§ Listed entries:
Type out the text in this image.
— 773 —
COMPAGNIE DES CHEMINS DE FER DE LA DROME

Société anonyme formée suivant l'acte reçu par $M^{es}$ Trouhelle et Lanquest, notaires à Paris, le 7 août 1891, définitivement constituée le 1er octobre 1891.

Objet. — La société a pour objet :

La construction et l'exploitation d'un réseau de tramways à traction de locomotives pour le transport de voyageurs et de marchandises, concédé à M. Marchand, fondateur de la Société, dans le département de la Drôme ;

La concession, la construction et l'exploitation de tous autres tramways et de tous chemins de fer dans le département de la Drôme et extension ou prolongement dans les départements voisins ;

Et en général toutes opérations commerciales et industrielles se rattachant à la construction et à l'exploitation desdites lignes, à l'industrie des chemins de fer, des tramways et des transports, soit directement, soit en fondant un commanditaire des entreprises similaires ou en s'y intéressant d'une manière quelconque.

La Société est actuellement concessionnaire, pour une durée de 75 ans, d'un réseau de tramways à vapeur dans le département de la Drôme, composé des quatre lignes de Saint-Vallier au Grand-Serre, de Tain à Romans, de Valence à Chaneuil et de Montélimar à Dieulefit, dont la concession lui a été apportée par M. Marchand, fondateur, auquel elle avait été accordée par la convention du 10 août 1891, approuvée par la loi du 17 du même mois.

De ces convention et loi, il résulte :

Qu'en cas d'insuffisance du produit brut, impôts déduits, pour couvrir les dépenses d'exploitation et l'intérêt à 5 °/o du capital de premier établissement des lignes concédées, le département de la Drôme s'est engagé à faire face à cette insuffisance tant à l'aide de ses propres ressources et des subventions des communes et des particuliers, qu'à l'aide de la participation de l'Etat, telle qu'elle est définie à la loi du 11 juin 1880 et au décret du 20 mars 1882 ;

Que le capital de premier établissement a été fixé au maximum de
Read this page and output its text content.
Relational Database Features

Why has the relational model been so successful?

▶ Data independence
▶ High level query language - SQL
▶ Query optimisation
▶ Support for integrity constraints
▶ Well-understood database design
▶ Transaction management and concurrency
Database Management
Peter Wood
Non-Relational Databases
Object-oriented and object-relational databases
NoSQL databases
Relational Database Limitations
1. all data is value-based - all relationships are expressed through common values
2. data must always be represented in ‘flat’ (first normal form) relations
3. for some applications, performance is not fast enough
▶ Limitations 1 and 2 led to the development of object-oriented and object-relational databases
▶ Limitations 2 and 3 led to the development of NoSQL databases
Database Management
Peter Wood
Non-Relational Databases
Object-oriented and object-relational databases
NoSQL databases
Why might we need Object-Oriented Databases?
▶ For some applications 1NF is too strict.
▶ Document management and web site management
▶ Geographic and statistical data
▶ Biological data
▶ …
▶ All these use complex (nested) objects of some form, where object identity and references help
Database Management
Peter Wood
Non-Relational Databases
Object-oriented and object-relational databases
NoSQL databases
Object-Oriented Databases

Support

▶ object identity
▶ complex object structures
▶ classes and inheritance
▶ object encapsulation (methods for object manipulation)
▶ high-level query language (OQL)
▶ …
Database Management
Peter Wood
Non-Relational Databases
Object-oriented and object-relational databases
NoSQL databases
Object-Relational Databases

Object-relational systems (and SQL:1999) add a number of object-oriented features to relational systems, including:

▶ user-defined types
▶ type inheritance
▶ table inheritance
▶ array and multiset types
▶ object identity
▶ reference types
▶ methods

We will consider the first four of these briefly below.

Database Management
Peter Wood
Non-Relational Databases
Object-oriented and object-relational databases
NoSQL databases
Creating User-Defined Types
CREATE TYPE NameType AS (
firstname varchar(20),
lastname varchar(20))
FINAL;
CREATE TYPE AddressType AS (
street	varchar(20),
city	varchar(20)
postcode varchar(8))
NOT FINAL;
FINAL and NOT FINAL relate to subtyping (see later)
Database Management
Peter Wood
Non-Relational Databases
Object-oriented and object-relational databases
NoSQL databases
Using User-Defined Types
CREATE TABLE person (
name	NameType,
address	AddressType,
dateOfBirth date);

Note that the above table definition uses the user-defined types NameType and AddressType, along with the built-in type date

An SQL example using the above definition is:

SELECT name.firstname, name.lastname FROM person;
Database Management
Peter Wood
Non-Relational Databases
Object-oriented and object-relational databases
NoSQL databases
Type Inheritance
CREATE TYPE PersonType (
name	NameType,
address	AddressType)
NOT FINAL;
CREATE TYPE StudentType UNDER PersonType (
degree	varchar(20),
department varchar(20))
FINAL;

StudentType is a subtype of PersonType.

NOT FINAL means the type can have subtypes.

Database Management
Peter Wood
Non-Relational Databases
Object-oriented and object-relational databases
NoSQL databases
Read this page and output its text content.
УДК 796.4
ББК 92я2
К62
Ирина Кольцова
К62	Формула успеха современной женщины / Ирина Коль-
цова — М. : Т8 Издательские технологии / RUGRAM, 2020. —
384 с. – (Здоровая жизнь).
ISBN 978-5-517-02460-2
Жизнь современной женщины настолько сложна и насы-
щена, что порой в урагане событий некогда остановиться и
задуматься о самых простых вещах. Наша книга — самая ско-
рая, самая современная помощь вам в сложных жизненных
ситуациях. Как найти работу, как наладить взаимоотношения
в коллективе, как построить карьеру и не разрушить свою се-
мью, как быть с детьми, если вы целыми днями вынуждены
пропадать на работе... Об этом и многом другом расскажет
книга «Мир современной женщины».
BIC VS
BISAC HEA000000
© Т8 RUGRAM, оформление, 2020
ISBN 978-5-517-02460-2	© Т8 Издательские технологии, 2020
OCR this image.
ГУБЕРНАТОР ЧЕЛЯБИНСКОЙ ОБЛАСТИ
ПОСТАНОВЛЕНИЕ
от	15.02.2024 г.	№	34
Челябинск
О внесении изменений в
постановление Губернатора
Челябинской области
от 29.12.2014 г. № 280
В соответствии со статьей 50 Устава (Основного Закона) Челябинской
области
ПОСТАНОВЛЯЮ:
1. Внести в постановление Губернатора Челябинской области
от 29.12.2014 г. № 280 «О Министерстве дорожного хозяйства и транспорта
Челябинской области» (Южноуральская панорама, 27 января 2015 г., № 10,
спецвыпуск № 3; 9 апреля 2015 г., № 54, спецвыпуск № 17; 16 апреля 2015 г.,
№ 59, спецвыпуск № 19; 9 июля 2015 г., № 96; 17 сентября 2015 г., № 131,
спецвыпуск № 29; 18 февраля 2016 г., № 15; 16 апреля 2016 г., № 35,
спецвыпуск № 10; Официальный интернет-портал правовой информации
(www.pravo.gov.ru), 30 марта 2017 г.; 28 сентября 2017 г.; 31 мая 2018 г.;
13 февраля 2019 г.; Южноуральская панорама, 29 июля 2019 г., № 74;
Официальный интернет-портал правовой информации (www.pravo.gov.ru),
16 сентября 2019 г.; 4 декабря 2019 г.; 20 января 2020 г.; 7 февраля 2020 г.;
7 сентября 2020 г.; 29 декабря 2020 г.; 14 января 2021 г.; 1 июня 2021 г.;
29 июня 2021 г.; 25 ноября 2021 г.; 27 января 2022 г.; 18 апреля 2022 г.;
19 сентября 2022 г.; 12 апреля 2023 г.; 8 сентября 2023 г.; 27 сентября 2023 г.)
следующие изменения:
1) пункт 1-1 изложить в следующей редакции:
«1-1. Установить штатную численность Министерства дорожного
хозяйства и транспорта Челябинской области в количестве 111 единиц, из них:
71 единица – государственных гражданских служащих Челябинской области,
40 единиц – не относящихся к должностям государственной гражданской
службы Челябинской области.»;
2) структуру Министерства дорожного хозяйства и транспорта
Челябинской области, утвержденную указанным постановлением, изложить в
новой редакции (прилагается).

§ What this task involves:
From the records above, extract every entry exactly as given.

§ Solution:
Type out the text in this image.
— 773 —
COMPAGNIE DES CHEMINS DE FER DE LA DROME

Société anonyme formée suivant l'acte reçu par $M^{es}$ Trouhelle et Lanquest, notaires à Paris, le 7 août 1891, définitivement constituée le 1er octobre 1891.

Objet. — La société a pour objet :

La construction et l'exploitation d'un réseau de tramways à traction de locomotives pour le transport de voyageurs et de marchandises, concédé à M. Marchand, fondateur de la Société, dans le département de la Drôme ;

La concession, la construction et l'exploitation de tous autres tramways et de tous chemins de fer dans le département de la Drôme et extension ou prolongement dans les départements voisins ;

Et en général toutes opérations commerciales et industrielles se rattachant à la construction et à l'exploitation desdites lignes, à l'industrie des chemins de fer, des tramways et des transports, soit directement, soit en fondant un commanditaire des entreprises similaires ou en s'y intéressant d'une manière quelconque.

La Société est actuellement concessionnaire, pour une durée de 75 ans, d'un réseau de tramways à vapeur dans le département de la Drôme, composé des quatre lignes de Saint-Vallier au Grand-Serre, de Tain à Romans, de Valence à Chaneuil et de Montélimar à Dieulefit, dont la concession lui a été apportée par M. Marchand, fondateur, auquel elle avait été accordée par la convention du 10 août 1891, approuvée par la loi du 17 du même mois.

De ces convention et loi, il résulte :

Qu'en cas d'insuffisance du produit brut, impôts déduits, pour couvrir les dépenses d'exploitation et l'intérêt à 5 °/o du capital de premier établissement des lignes concédées, le département de la Drôme s'est engagé à faire face à cette insuffisance tant à l'aide de ses propres ressources et des subventions des communes et des particuliers, qu'à l'aide de la participation de l'Etat, telle qu'elle est définie à la loi du 11 juin 1880 et au décret du 20 mars 1882 ;

Que le capital de premier établissement a été fixé au maximum de
Read this page and output its text content.
Relational Database Features

Why has the relational model been so successful?

▶ Data independence
▶ High level query language - SQL
▶ Query optimisation
▶ Support for integrity constraints
▶ Well-understood database design
▶ Transaction management and concurrency
Database Management
Peter Wood
Non-Relational Databases
Object-oriented and object-relational databases
NoSQL databases
Relational Database Limitations
1. all data is value-based - all relationships are expressed through common values
2. data must always be represented in ‘flat’ (first normal form) relations
3. for some applications, performance is not fast enough
▶ Limitations 1 and 2 led to the development of object-oriented and object-relational databases
▶ Limitations 2 and 3 led to the development of NoSQL databases
Database Management
Peter Wood
Non-Relational Databases
Object-oriented and object-relational databases
NoSQL databases
Why might we need Object-Oriented Databases?
▶ For some applications 1NF is too strict.
▶ Document management and web site management
▶ Geographic and statistical data
▶ Biological data
▶ …
▶ All these use complex (nested) objects of some form, where object identity and references help
Database Management
Peter Wood
Non-Relational Databases
Object-oriented and object-relational databases
NoSQL databases
Object-Oriented Databases

Support

▶ object identity
▶ complex object structures
▶ classes and inheritance
▶ object encapsulation (methods for object manipulation)
▶ high-level query language (OQL)
▶ …
Database Management
Peter Wood
Non-Relational Databases
Object-oriented and object-relational databases
NoSQL databases
Object-Relational Databases

Object-relational systems (and SQL:1999) add a number of object-oriented features to relational systems, including:

▶ user-defined types
▶ type inheritance
▶ table inheritance
▶ array and multiset types
▶ object identity
▶ reference types
▶ methods

We will consider the first four of these briefly below.

Database Management
Peter Wood
Non-Relational Databases
Object-oriented and object-relational databases
NoSQL databases
Creating User-Defined Types
CREATE TYPE NameType AS (
firstname varchar(20),
lastname varchar(20))
FINAL;
CREATE TYPE AddressType AS (
street	varchar(20),
city	varchar(20)
postcode varchar(8))
NOT FINAL;
FINAL and NOT FINAL relate to subtyping (see later)
Database Management
Peter Wood
Non-Relational Databases
Object-oriented and object-relational databases
NoSQL databases
Using User-Defined Types
CREATE TABLE person (
name	NameType,
address	AddressType,
dateOfBirth date);

Note that the above table definition uses the user-defined types NameType and AddressType, along with the built-in type date

An SQL example using the above definition is:

SELECT name.firstname, name.lastname FROM person;
Database Management
Peter Wood
Non-Relational Databases
Object-oriented and object-relational databases
NoSQL databases
Type Inheritance
CREATE TYPE PersonType (
name	NameType,
address	AddressType)
NOT FINAL;
CREATE TYPE StudentType UNDER PersonType (
degree	varchar(20),
department varchar(20))
FINAL;

StudentType is a subtype of PersonType.

NOT FINAL means the type can have subtypes.

Database Management
Peter Wood
Non-Relational Databases
Object-oriented and object-relational databases
NoSQL databases
Read this page and output its text content.
УДК 796.4
ББК 92я2
К62
Ирина Кольцова
К62	Формула успеха современной женщины / Ирина Коль-
цова — М. : Т8 Издательские технологии / RUGRAM, 2020. —
384 с. – (Здоровая жизнь).
ISBN 978-5-517-02460-2
Жизнь современной женщины настолько сложна и насы-
щена, что порой в урагане событий некогда остановиться и
задуматься о самых простых вещах. Наша книга — самая ско-
рая, самая современная помощь вам в сложных жизненных
ситуациях. Как найти работу, как наладить взаимоотношения
в коллективе, как построить карьеру и не разрушить свою се-
мью, как быть с детьми, если вы целыми днями вынуждены
пропадать на работе... Об этом и многом другом расскажет
книга «Мир современной женщины».
BIC VS
BISAC HEA000000
© Т8 RUGRAM, оформление, 2020
ISBN 978-5-517-02460-2	© Т8 Издательские технологии, 2020
OCR this image.
ГУБЕРНАТОР ЧЕЛЯБИНСКОЙ ОБЛАСТИ
ПОСТАНОВЛЕНИЕ
от	15.02.2024 г.	№	34
Челябинск
О внесении изменений в
постановление Губернатора
Челябинской области
от 29.12.2014 г. № 280
В соответствии со статьей 50 Устава (Основного Закона) Челябинской
области
ПОСТАНОВЛЯЮ:
1. Внести в постановление Губернатора Челябинской области
от 29.12.2014 г. № 280 «О Министерстве дорожного хозяйства и транспорта
Челябинской области» (Южноуральская панорама, 27 января 2015 г., № 10,
спецвыпуск № 3; 9 апреля 2015 г., № 54, спецвыпуск № 17; 16 апреля 2015 г.,
№ 59, спецвыпуск № 19; 9 июля 2015 г., № 96; 17 сентября 2015 г., № 131,
спецвыпуск № 29; 18 февраля 2016 г., № 15; 16 апреля 2016 г., № 35,
спецвыпуск № 10; Официальный интернет-портал правовой информации
(www.pravo.gov.ru), 30 марта 2017 г.; 28 сентября 2017 г.; 31 мая 2018 г.;
13 февраля 2019 г.; Южноуральская панорама, 29 июля 2019 г., № 74;
Официальный интернет-портал правовой информации (www.pravo.gov.ru),
16 сентября 2019 г.; 4 декабря 2019 г.; 20 января 2020 г.; 7 февраля 2020 г.;
7 сентября 2020 г.; 29 декабря 2020 г.; 14 января 2021 г.; 1 июня 2021 г.;
29 июня 2021 г.; 25 ноября 2021 г.; 27 января 2022 г.; 18 апреля 2022 г.;
19 сентября 2022 г.; 12 апреля 2023 г.; 8 сентября 2023 г.; 27 сентября 2023 г.)
следующие изменения:
1) пункт 1-1 изложить в следующей редакции:
«1-1. Установить штатную численность Министерства дорожного
хозяйства и транспорта Челябинской области в количестве 111 единиц, из них:
71 единица – государственных гражданских служащих Челябинской области,
40 единиц – не относящихся к должностям государственной гражданской
службы Челябинской области.»;
2) структуру Министерства дорожного хозяйства и транспорта
Челябинской области, утвержденную указанным постановлением, изложить в
новой редакции (прилагается).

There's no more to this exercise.